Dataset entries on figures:
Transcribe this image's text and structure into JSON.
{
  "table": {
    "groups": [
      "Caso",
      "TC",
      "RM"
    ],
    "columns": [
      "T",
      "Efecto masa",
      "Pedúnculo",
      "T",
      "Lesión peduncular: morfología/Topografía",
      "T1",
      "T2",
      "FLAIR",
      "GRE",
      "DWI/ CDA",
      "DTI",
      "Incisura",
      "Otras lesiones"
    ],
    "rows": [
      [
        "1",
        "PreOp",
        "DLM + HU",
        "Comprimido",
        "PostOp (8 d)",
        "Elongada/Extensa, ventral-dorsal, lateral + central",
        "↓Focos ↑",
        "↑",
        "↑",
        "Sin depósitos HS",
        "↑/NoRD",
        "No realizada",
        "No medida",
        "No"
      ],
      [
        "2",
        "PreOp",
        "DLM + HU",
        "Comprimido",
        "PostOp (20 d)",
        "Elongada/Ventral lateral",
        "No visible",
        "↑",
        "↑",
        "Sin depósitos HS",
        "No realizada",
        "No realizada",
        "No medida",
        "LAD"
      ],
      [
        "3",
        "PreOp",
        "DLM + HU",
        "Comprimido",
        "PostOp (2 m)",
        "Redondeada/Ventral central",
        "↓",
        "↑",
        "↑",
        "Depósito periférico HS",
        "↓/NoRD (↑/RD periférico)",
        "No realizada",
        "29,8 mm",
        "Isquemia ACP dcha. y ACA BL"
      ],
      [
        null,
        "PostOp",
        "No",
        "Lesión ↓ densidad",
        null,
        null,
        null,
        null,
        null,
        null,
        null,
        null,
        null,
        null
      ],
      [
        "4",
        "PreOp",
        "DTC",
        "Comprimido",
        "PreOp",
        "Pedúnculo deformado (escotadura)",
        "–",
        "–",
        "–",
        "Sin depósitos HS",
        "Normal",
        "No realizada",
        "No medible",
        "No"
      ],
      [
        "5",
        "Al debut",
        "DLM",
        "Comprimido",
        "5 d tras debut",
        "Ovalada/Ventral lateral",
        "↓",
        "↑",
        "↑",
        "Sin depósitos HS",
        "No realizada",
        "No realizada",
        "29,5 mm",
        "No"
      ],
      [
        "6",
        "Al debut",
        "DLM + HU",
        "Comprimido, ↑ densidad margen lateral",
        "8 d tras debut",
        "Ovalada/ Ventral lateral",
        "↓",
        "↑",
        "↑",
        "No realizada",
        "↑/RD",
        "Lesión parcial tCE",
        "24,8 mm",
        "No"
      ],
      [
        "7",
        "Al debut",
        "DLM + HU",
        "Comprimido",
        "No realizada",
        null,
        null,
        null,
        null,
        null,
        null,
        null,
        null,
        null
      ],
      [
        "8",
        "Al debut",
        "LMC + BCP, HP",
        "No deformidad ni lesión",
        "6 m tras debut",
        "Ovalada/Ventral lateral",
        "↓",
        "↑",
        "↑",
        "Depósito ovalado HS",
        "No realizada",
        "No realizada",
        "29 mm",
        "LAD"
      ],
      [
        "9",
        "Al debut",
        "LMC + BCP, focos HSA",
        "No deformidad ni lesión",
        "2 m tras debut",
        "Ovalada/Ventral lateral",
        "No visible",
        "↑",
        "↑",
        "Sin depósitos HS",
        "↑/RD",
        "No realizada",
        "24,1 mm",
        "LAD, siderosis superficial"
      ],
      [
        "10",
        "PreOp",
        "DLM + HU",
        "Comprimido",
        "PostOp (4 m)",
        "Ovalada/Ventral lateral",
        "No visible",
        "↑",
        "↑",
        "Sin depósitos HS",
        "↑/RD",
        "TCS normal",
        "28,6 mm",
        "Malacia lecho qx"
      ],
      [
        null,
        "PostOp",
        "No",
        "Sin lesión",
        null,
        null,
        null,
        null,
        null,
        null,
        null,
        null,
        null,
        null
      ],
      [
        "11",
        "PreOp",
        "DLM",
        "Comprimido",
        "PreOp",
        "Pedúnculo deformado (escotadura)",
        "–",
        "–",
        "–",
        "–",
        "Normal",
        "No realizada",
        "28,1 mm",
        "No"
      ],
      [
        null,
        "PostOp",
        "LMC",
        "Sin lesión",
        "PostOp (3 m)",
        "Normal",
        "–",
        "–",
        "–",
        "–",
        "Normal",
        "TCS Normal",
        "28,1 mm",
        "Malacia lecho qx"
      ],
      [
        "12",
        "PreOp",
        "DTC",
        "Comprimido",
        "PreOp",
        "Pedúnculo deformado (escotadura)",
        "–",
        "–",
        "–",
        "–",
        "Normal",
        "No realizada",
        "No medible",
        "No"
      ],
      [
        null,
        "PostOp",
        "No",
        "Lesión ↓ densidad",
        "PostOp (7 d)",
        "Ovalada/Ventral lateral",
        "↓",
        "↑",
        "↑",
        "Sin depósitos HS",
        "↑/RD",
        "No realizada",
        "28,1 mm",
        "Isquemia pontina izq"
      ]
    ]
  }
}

**SET EXERCISE:**
Your task is to extract all of the records exactly.

**SOLUTION:**
Transcribe this image's text and structure into JSON.
{
  "table": {
    "groups": [
      "Caso",
      "TC",
      "RM"
    ],
    "columns": [
      "T",
      "Efecto masa",
      "Pedúnculo",
      "T",
      "Lesión peduncular: morfología/Topografía",
      "T1",
      "T2",
      "FLAIR",
      "GRE",
      "DWI/ CDA",
      "DTI",
      "Incisura",
      "Otras lesiones"
    ],
    "rows": [
      [
        "1",
        "PreOp",
        "DLM + HU",
        "Comprimido",
        "PostOp (8 d)",
        "Elongada/Extensa, ventral-dorsal, lateral + central",
        "↓Focos ↑",
        "↑",
        "↑",
        "Sin depósitos HS",
        "↑/NoRD",
        "No realizada",
        "No medida",
        "No"
      ],
      [
        "2",
        "PreOp",
        "DLM + HU",
        "Comprimido",
        "PostOp (20 d)",
        "Elongada/Ventral lateral",
        "No visible",
        "↑",
        "↑",
        "Sin depósitos HS",
        "No realizada",
        "No realizada",
        "No medida",
        "LAD"
      ],
      [
        "3",
        "PreOp",
        "DLM + HU",
        "Comprimido",
        "PostOp (2 m)",
        "Redondeada/Ventral central",
        "↓",
        "↑",
        "↑",
        "Depósito periférico HS",
        "↓/NoRD (↑/RD periférico)",
        "No realizada",
        "29,8 mm",
        "Isquemia ACP dcha. y ACA BL"
      ],
      [
        null,
        "PostOp",
        "No",
        "Lesión ↓ densidad",
        null,
        null,
        null,
        null,
        null,
        null,
        null,
        null,
        null,
        null
      ],
      [
        "4",
        "PreOp",
        "DTC",
        "Comprimido",
        "PreOp",
        "Pedúnculo deformado (escotadura)",
        "–",
        "–",
        "–",
        "Sin depósitos HS",
        "Normal",
        "No realizada",
        "No medible",
        "No"
      ],
      [
        "5",
        "Al debut",
        "DLM",
        "Comprimido",
        "5 d tras debut",
        "Ovalada/Ventral lateral",
        "↓",
        "↑",
        "↑",
        "Sin depósitos HS",
        "No realizada",
        "No realizada",
        "29,5 mm",
        "No"
      ],
      [
        "6",
        "Al debut",
        "DLM + HU",
        "Comprimido, ↑ densidad margen lateral",
        "8 d tras debut",
        "Ovalada/ Ventral lateral",
        "↓",
        "↑",
        "↑",
        "No realizada",
        "↑/RD",
        "Lesión parcial tCE",
        "24,8 mm",
        "No"
      ],
      [
        "7",
        "Al debut",
        "DLM + HU",
        "Comprimido",
        "No realizada",
        null,
        null,
        null,
        null,
        null,
        null,
        null,
        null,
        null
      ],
      [
        "8",
        "Al debut",
        "LMC + BCP, HP",
        "No deformidad ni lesión",
        "6 m tras debut",
        "Ovalada/Ventral lateral",
        "↓",
        "↑",
        "↑",
        "Depósito ovalado HS",
        "No realizada",
        "No realizada",
        "29 mm",
        "LAD"
      ],
      [
        "9",
        "Al debut",
        "LMC + BCP, focos HSA",
        "No deformidad ni lesión",
        "2 m tras debut",
        "Ovalada/Ventral lateral",
        "No visible",
        "↑",
        "↑",
        "Sin depósitos HS",
        "↑/RD",
        "No realizada",
        "24,1 mm",
        "LAD, siderosis superficial"
      ],
      [
        "10",
        "PreOp",
        "DLM + HU",
        "Comprimido",
        "PostOp (4 m)",
        "Ovalada/Ventral lateral",
        "No visible",
        "↑",
        "↑",
        "Sin depósitos HS",
        "↑/RD",
        "TCS normal",
        "28,6 mm",
        "Malacia lecho qx"
      ],
      [
        null,
        "PostOp",
        "No",
        "Sin lesión",
        null,
        null,
        null,
        null,
        null,
        null,
        null,
        null,
        null,
        null
      ],
      [
        "11",
        "PreOp",
        "DLM",
        "Comprimido",
        "PreOp",
        "Pedúnculo deformado (escotadura)",
        "–",
        "–",
        "–",
        "–",
        "Normal",
        "No realizada",
        "28,1 mm",
        "No"
      ],
      [
        null,
        "PostOp",
        "LMC",
        "Sin lesión",
        "PostOp (3 m)",
        "Normal",
        "–",
        "–",
        "–",
        "–",
        "Normal",
        "TCS Normal",
        "28,1 mm",
        "Malacia lecho qx"
      ],
      [
        "12",
        "PreOp",
        "DTC",
        "Comprimido",
        "PreOp",
        "Pedúnculo deformado (escotadura)",
        "–",
        "–",
        "–",
        "–",
        "Normal",
        "No realizada",
        "No medible",
        "No"
      ],
      [
        null,
        "PostOp",
        "No",
        "Lesión ↓ densidad",
        "PostOp (7 d)",
        "Ovalada/Ventral lateral",
        "↓",
        "↑",
        "↑",
        "Sin depósitos HS",
        "↑/RD",
        "No realizada",
        "28,1 mm",
        "Isquemia pontina izq"
      ]
    ]
  }
}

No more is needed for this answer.